- _What is expected_
Omit all images, then return the remaining material exactly as it stands.

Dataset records
********

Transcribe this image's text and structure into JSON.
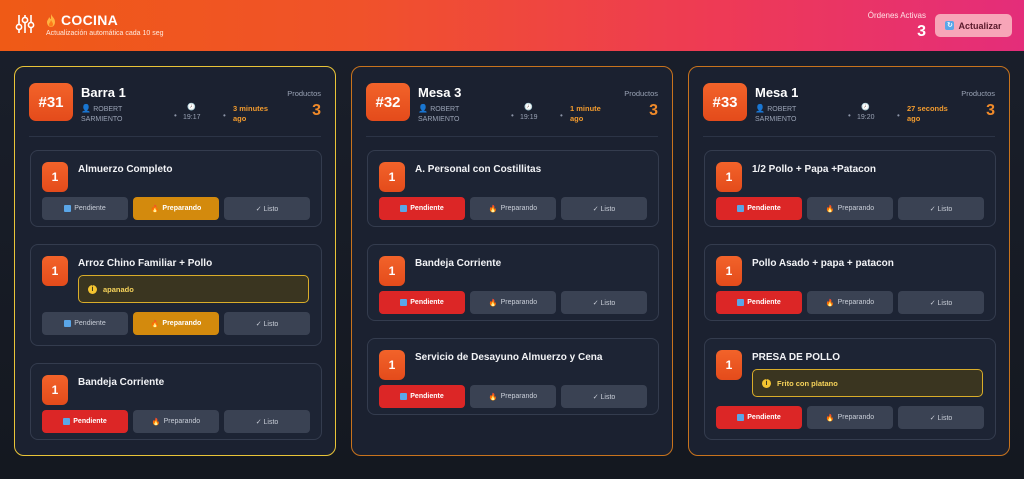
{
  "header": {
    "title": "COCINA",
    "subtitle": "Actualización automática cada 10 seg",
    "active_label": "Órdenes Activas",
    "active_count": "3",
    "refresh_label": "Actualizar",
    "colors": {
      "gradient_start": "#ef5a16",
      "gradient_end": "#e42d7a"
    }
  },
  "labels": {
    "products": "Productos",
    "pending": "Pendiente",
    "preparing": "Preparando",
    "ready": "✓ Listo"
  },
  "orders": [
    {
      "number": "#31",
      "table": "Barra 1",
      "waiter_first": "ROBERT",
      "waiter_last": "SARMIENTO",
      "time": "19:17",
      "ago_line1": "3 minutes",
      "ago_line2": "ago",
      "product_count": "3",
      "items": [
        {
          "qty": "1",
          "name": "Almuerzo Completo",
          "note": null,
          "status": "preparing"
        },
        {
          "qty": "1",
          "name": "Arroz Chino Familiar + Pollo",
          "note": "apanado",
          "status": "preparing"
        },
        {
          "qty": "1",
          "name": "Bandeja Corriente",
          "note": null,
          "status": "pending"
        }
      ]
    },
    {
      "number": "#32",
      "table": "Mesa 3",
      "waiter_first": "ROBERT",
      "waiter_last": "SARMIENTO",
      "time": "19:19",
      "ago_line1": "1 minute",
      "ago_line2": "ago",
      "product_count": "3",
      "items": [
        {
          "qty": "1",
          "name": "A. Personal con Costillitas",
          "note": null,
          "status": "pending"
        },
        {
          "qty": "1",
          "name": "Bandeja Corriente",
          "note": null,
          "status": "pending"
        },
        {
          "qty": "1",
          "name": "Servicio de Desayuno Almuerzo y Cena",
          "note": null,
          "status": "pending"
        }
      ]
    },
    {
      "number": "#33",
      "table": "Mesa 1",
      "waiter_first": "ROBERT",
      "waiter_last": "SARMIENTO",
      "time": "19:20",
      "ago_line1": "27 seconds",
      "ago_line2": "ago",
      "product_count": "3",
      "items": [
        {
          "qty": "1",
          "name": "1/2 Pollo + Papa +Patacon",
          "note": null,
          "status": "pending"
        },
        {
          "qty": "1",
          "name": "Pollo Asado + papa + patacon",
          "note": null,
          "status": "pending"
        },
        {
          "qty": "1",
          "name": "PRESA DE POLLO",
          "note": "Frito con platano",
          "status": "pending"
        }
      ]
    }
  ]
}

********

- _Problem solution_
Transcribe this image's text and structure into JSON.
{
  "header": {
    "title": "COCINA",
    "subtitle": "Actualización automática cada 10 seg",
    "active_label": "Órdenes Activas",
    "active_count": "3",
    "refresh_label": "Actualizar",
    "colors": {
      "gradient_start": "#ef5a16",
      "gradient_end": "#e42d7a"
    }
  },
  "labels": {
    "products": "Productos",
    "pending": "Pendiente",
    "preparing": "Preparando",
    "ready": "✓ Listo"
  },
  "orders": [
    {
      "number": "#31",
      "table": "Barra 1",
      "waiter_first": "ROBERT",
      "waiter_last": "SARMIENTO",
      "time": "19:17",
      "ago_line1": "3 minutes",
      "ago_line2": "ago",
      "product_count": "3",
      "items": [
        {
          "qty": "1",
          "name": "Almuerzo Completo",
          "note": null,
          "status": "preparing"
        },
        {
          "qty": "1",
          "name": "Arroz Chino Familiar + Pollo",
          "note": "apanado",
          "status": "preparing"
        },
        {
          "qty": "1",
          "name": "Bandeja Corriente",
          "note": null,
          "status": "pending"
        }
      ]
    },
    {
      "number": "#32",
      "table": "Mesa 3",
      "waiter_first": "ROBERT",
      "waiter_last": "SARMIENTO",
      "time": "19:19",
      "ago_line1": "1 minute",
      "ago_line2": "ago",
      "product_count": "3",
      "items": [
        {
          "qty": "1",
          "name": "A. Personal con Costillitas",
          "note": null,
          "status": "pending"
        },
        {
          "qty": "1",
          "name": "Bandeja Corriente",
          "note": null,
          "status": "pending"
        },
        {
          "qty": "1",
          "name": "Servicio de Desayuno Almuerzo y Cena",
          "note": null,
          "status": "pending"
        }
      ]
    },
    {
      "number": "#33",
      "table": "Mesa 1",
      "waiter_first": "ROBERT",
      "waiter_last": "SARMIENTO",
      "time": "19:20",
      "ago_line1": "27 seconds",
      "ago_line2": "ago",
      "product_count": "3",
      "items": [
        {
          "qty": "1",
          "name": "1/2 Pollo + Papa +Patacon",
          "note": null,
          "status": "pending"
        },
        {
          "qty": "1",
          "name": "Pollo Asado + papa + patacon",
          "note": null,
          "status": "pending"
        },
        {
          "qty": "1",
          "name": "PRESA DE POLLO",
          "note": "Frito con platano",
          "status": "pending"
        }
      ]
    }
  ]
}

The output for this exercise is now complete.